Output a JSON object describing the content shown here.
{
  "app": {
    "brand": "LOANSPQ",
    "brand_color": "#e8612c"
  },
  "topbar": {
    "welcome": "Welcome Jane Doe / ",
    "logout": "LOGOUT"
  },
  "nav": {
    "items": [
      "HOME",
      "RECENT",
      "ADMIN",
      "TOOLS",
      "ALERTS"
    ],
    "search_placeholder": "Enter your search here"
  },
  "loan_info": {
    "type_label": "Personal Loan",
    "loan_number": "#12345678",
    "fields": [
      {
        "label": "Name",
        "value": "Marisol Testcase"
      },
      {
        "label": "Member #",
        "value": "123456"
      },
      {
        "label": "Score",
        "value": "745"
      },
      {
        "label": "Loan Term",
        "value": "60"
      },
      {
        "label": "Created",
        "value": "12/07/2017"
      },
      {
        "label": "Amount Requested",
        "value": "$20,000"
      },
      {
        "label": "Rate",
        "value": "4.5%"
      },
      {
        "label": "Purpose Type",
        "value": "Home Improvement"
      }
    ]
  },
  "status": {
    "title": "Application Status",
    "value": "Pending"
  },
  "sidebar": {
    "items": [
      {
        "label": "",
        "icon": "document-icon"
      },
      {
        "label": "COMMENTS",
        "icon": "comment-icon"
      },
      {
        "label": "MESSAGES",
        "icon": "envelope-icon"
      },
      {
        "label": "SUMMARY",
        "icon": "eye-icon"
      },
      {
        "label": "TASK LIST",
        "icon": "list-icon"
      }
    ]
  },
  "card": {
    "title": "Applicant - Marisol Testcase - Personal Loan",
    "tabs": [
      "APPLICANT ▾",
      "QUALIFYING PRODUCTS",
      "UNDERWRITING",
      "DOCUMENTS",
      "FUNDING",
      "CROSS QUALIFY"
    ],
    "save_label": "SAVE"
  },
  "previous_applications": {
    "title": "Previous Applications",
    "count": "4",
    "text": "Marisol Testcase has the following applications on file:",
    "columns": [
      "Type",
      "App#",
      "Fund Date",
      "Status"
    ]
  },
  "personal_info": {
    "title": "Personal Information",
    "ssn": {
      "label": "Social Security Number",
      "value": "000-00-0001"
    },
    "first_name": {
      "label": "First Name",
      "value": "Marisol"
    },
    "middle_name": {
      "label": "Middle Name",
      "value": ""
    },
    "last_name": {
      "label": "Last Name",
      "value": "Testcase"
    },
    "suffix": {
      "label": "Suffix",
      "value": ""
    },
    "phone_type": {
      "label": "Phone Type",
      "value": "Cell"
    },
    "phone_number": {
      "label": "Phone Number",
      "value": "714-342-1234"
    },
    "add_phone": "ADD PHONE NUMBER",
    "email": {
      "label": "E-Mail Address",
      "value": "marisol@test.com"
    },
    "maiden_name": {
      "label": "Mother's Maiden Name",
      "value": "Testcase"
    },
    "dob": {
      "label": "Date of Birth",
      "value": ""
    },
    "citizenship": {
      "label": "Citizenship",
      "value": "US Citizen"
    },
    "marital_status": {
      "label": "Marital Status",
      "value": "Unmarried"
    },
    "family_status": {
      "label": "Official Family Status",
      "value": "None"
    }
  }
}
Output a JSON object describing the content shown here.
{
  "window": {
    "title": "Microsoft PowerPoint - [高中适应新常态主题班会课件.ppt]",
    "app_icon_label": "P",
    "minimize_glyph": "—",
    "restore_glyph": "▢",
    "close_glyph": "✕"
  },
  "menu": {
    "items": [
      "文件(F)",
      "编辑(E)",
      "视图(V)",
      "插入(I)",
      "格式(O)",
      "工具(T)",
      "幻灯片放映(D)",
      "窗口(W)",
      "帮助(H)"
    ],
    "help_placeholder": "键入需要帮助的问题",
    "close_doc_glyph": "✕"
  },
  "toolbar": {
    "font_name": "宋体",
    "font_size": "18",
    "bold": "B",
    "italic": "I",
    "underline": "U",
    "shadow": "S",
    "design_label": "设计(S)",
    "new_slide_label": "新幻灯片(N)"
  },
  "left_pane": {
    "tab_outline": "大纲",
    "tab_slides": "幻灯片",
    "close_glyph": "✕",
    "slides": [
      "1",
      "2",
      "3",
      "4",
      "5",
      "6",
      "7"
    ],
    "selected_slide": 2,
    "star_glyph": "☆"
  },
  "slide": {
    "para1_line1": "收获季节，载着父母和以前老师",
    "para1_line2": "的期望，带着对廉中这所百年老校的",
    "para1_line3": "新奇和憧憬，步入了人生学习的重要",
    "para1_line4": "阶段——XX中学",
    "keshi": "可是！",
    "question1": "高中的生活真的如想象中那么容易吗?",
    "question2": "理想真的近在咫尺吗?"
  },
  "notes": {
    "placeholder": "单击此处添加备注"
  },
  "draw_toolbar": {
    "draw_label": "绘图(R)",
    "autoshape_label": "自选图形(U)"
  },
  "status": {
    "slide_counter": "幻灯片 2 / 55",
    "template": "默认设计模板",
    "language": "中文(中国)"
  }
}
··········
Exercise details: Print out every record again, exactly and in full.

Result of the exercise:
Output a JSON object describing the content shown here.
{
  "app": {
    "brand": "LOANSPQ",
    "brand_color": "#e8612c"
  },
  "topbar": {
    "welcome": "Welcome Jane Doe / ",
    "logout": "LOGOUT"
  },
  "nav": {
    "items": [
      "HOME",
      "RECENT",
      "ADMIN",
      "TOOLS",
      "ALERTS"
    ],
    "search_placeholder": "Enter your search here"
  },
  "loan_info": {
    "type_label": "Personal Loan",
    "loan_number": "#12345678",
    "fields": [
      {
        "label": "Name",
        "value": "Marisol Testcase"
      },
      {
        "label": "Member #",
        "value": "123456"
      },
      {
        "label": "Score",
        "value": "745"
      },
      {
        "label": "Loan Term",
        "value": "60"
      },
      {
        "label": "Created",
        "value": "12/07/2017"
      },
      {
        "label": "Amount Requested",
        "value": "$20,000"
      },
      {
        "label": "Rate",
        "value": "4.5%"
      },
      {
        "label": "Purpose Type",
        "value": "Home Improvement"
      }
    ]
  },
  "status": {
    "title": "Application Status",
    "value": "Pending"
  },
  "sidebar": {
    "items": [
      {
        "label": "",
        "icon": "document-icon"
      },
      {
        "label": "COMMENTS",
        "icon": "comment-icon"
      },
      {
        "label": "MESSAGES",
        "icon": "envelope-icon"
      },
      {
        "label": "SUMMARY",
        "icon": "eye-icon"
      },
      {
        "label": "TASK LIST",
        "icon": "list-icon"
      }
    ]
  },
  "card": {
    "title": "Applicant - Marisol Testcase - Personal Loan",
    "tabs": [
      "APPLICANT ▾",
      "QUALIFYING PRODUCTS",
      "UNDERWRITING",
      "DOCUMENTS",
      "FUNDING",
      "CROSS QUALIFY"
    ],
    "save_label": "SAVE"
  },
  "previous_applications": {
    "title": "Previous Applications",
    "count": "4",
    "text": "Marisol Testcase has the following applications on file:",
    "columns": [
      "Type",
      "App#",
      "Fund Date",
      "Status"
    ]
  },
  "personal_info": {
    "title": "Personal Information",
    "ssn": {
      "label": "Social Security Number",
      "value": "000-00-0001"
    },
    "first_name": {
      "label": "First Name",
      "value": "Marisol"
    },
    "middle_name": {
      "label": "Middle Name",
      "value": ""
    },
    "last_name": {
      "label": "Last Name",
      "value": "Testcase"
    },
    "suffix": {
      "label": "Suffix",
      "value": ""
    },
    "phone_type": {
      "label": "Phone Type",
      "value": "Cell"
    },
    "phone_number": {
      "label": "Phone Number",
      "value": "714-342-1234"
    },
    "add_phone": "ADD PHONE NUMBER",
    "email": {
      "label": "E-Mail Address",
      "value": "marisol@test.com"
    },
    "maiden_name": {
      "label": "Mother's Maiden Name",
      "value": "Testcase"
    },
    "dob": {
      "label": "Date of Birth",
      "value": ""
    },
    "citizenship": {
      "label": "Citizenship",
      "value": "US Citizen"
    },
    "marital_status": {
      "label": "Marital Status",
      "value": "Unmarried"
    },
    "family_status": {
      "label": "Official Family Status",
      "value": "None"
    }
  }
}
Output a JSON object describing the content shown here.
{
  "window": {
    "title": "Microsoft PowerPoint - [高中适应新常态主题班会课件.ppt]",
    "app_icon_label": "P",
    "minimize_glyph": "—",
    "restore_glyph": "▢",
    "close_glyph": "✕"
  },
  "menu": {
    "items": [
      "文件(F)",
      "编辑(E)",
      "视图(V)",
      "插入(I)",
      "格式(O)",
      "工具(T)",
      "幻灯片放映(D)",
      "窗口(W)",
      "帮助(H)"
    ],
    "help_placeholder": "键入需要帮助的问题",
    "close_doc_glyph": "✕"
  },
  "toolbar": {
    "font_name": "宋体",
    "font_size": "18",
    "bold": "B",
    "italic": "I",
    "underline": "U",
    "shadow": "S",
    "design_label": "设计(S)",
    "new_slide_label": "新幻灯片(N)"
  },
  "left_pane": {
    "tab_outline": "大纲",
    "tab_slides": "幻灯片",
    "close_glyph": "✕",
    "slides": [
      "1",
      "2",
      "3",
      "4",
      "5",
      "6",
      "7"
    ],
    "selected_slide": 2,
    "star_glyph": "☆"
  },
  "slide": {
    "para1_line1": "收获季节，载着父母和以前老师",
    "para1_line2": "的期望，带着对廉中这所百年老校的",
    "para1_line3": "新奇和憧憬，步入了人生学习的重要",
    "para1_line4": "阶段——XX中学",
    "keshi": "可是！",
    "question1": "高中的生活真的如想象中那么容易吗?",
    "question2": "理想真的近在咫尺吗?"
  },
  "notes": {
    "placeholder": "单击此处添加备注"
  },
  "draw_toolbar": {
    "draw_label": "绘图(R)",
    "autoshape_label": "自选图形(U)"
  },
  "status": {
    "slide_counter": "幻灯片 2 / 55",
    "template": "默认设计模板",
    "language": "中文(中国)"
  }
}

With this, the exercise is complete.